### WHAT THE TASK ASKS:
Determine the number of lines where "Residuales" occurs and reply with that number by itself.

Figure data in JSON:

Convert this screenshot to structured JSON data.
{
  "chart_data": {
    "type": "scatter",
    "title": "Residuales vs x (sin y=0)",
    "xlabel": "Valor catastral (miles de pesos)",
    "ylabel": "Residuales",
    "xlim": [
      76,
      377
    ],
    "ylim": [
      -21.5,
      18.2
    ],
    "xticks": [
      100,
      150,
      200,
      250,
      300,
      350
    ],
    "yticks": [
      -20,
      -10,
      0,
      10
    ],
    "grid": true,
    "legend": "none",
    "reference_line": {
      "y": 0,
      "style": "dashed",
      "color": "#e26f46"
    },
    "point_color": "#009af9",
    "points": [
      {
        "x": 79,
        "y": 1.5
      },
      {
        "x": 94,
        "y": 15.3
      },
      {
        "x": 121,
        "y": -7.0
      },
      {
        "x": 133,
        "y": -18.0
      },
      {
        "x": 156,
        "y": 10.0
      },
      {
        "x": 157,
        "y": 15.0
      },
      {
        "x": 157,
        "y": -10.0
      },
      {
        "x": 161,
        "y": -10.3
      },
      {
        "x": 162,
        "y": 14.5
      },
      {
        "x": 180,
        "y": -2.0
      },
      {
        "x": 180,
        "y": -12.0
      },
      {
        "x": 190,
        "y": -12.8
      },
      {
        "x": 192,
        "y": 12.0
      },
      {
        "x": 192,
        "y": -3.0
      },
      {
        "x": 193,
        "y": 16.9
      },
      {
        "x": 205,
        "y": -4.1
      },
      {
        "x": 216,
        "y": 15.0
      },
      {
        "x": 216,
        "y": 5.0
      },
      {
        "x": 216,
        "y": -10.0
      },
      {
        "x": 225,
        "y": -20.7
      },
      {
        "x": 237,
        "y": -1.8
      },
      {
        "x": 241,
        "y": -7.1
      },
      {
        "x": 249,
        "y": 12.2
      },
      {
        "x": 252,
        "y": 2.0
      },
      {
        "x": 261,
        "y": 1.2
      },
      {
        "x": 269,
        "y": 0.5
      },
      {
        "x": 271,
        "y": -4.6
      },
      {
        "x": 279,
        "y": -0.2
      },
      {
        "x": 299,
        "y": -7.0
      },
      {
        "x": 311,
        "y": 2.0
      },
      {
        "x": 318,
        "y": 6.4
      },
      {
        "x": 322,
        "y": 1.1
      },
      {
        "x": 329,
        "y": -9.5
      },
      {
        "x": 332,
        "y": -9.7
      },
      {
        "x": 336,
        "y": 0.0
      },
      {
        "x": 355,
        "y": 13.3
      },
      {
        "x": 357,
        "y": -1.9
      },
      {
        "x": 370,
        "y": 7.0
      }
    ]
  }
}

### SOLVED PROBLEM:
2